_The request_. Quote precisely the final stretch of the listing: start at the line containing "Read all visible content and emit it as JSON." and stop after the last line.

- - - - - - -

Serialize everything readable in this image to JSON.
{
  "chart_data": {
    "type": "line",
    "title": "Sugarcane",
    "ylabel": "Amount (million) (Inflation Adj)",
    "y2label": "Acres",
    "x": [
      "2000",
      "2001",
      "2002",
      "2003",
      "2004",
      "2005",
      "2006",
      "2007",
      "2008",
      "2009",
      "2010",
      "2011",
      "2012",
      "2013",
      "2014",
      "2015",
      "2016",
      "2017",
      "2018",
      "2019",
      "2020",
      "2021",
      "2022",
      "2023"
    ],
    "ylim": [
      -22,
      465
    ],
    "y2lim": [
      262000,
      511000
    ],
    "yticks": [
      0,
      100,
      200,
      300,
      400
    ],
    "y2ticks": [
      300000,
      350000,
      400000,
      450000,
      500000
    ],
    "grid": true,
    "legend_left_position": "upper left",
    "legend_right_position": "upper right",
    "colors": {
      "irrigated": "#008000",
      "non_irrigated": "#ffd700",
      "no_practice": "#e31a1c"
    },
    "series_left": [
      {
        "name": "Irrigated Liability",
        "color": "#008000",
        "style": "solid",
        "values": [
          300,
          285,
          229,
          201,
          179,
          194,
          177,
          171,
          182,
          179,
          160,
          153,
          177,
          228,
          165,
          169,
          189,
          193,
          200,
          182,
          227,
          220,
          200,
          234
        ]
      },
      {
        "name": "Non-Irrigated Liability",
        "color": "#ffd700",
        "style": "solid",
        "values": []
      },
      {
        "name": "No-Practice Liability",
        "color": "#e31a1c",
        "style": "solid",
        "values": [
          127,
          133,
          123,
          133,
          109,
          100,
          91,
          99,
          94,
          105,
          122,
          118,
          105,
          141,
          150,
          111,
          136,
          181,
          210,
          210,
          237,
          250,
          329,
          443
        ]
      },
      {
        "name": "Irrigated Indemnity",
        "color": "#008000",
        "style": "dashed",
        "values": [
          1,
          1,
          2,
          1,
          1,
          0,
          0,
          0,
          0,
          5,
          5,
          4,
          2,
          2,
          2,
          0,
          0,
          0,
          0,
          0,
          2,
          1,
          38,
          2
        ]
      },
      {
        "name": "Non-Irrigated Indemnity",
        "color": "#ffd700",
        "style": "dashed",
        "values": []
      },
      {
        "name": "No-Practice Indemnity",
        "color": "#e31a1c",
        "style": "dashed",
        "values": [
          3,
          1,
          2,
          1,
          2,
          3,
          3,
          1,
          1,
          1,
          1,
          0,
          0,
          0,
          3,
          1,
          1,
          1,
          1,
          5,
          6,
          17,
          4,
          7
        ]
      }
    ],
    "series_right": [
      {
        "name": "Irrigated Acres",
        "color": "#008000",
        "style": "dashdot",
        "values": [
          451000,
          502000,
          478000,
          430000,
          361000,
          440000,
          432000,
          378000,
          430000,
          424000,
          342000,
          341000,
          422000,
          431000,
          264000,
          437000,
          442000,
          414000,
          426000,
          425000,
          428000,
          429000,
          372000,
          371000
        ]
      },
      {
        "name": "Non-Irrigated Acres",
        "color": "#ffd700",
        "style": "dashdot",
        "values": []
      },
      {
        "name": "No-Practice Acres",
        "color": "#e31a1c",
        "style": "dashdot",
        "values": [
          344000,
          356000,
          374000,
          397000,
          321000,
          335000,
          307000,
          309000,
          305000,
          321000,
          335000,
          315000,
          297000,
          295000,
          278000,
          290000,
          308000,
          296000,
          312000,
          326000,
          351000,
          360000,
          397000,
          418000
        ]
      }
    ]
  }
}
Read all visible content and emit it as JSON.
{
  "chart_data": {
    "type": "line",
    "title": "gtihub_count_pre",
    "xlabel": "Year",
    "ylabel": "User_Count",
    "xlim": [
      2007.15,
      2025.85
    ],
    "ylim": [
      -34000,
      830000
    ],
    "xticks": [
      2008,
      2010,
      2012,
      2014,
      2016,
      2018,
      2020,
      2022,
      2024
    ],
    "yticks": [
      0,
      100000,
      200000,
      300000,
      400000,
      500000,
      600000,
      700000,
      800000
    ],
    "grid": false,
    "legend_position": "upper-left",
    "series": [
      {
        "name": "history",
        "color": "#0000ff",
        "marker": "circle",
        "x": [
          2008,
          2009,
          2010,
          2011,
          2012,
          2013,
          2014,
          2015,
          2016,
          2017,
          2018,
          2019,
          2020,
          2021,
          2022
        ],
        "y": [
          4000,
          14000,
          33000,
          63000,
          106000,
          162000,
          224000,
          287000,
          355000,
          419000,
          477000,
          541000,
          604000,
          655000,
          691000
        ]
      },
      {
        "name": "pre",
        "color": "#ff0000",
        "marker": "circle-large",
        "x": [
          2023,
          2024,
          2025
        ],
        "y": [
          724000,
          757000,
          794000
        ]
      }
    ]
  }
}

- - - - - - -

_Task result_.
Read all visible content and emit it as JSON.
{
  "chart_data": {
    "type": "line",
    "title": "gtihub_count_pre",
    "xlabel": "Year",
    "ylabel": "User_Count",
    "xlim": [
      2007.15,
      2025.85
    ],
    "ylim": [
      -34000,
      830000
    ],
    "xticks": [
      2008,
      2010,
      2012,
      2014,
      2016,
      2018,
      2020,
      2022,
      2024
    ],
    "yticks": [
      0,
      100000,
      200000,
      300000,
      400000,
      500000,
      600000,
      700000,
      800000
    ],
    "grid": false,
    "legend_position": "upper-left",
    "series": [
      {
        "name": "history",
        "color": "#0000ff",
        "marker": "circle",
        "x": [
          2008,
          2009,
          2010,
          2011,
          2012,
          2013,
          2014,
          2015,
          2016,
          2017,
          2018,
          2019,
          2020,
          2021,
          2022
        ],
        "y": [
          4000,
          14000,
          33000,
          63000,
          106000,
          162000,
          224000,
          287000,
          355000,
          419000,
          477000,
          541000,
          604000,
          655000,
          691000
        ]
      },
      {
        "name": "pre",
        "color": "#ff0000",
        "marker": "circle-large",
        "x": [
          2023,
          2024,
          2025
        ],
        "y": [
          724000,
          757000,
          794000
        ]
      }
    ]
  }
}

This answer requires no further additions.